Provided text.
▶

# How much is reasonable to pay for a cob?



## Scottynewbie (27 August 2015)

This is my very first post on here so hello to everybody! I think I might be asking for quite a bit of advice in the coming months!

I've owned horses in the past, but have had a break of a LOT of years so think this classes me as a newbie again (I certainly feel like it).

Basically I've found a lovely cob who I'm considering buying. I just don't know if I'm being asked for quite a lot, if they've 'seen me coming' or if it's reasonable?

She's 7 years old and lovely looking (14.1hh), a skewbald. Very laid back and calm but also not at all a plod, a very responsive ride. Been backed as a 3 year old and in the same home since a foal. Done lots in the meantime - shows, a little jumping, hacking, teaching novices to ride. She's in good health and a good weight carrier.

But £2000 with no tack? Seems kind of steep? But as I say, I've been out of the game for many years!

What do you think, is it in the right sort of range or over the top??

◀

Source excerpt.
▶

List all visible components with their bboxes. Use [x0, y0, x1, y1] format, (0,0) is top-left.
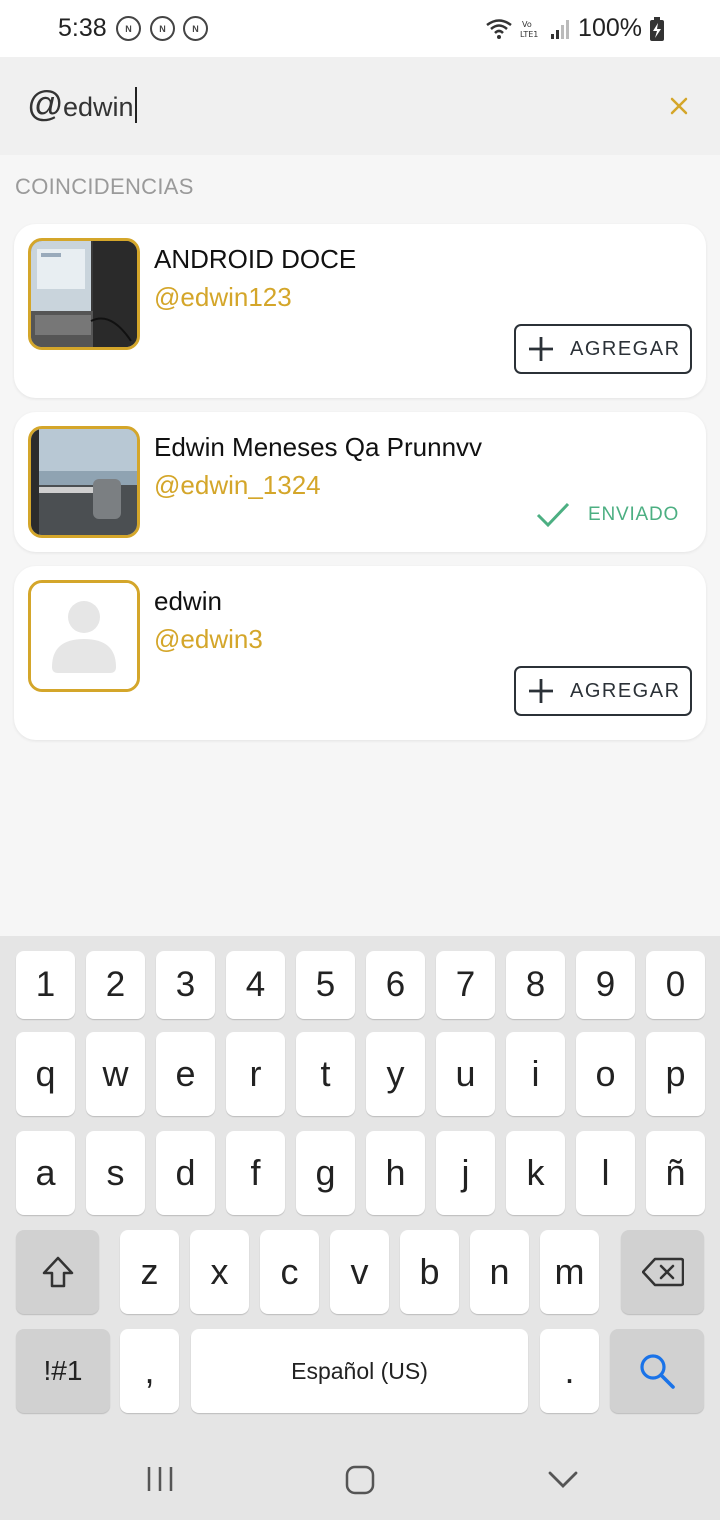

◀

To do.
Reproduce the forum post about what to pay for a cob in full, word for word.

Exercise answer.
# How much is reasonable to pay for a cob?



## Scottynewbie (27 August 2015)

This is my very first post on here so hello to everybody! I think I might be asking for quite a bit of advice in the coming months!

I've owned horses in the past, but have had a break of a LOT of years so think this classes me as a newbie again (I certainly feel like it).

Basically I've found a lovely cob who I'm considering buying. I just don't know if I'm being asked for quite a lot, if they've 'seen me coming' or if it's reasonable?

She's 7 years old and lovely looking (14.1hh), a skewbald. Very laid back and calm but also not at all a plod, a very responsive ride. Been backed as a 3 year old and in the same home since a foal. Done lots in the meantime - shows, a little jumping, hacking, teaching novices to ride. She's in good health and a good weight carrier.

But £2000 with no tack? Seems kind of steep? But as I say, I've been out of the game for many years!

What do you think, is it in the right sort of range or over the top??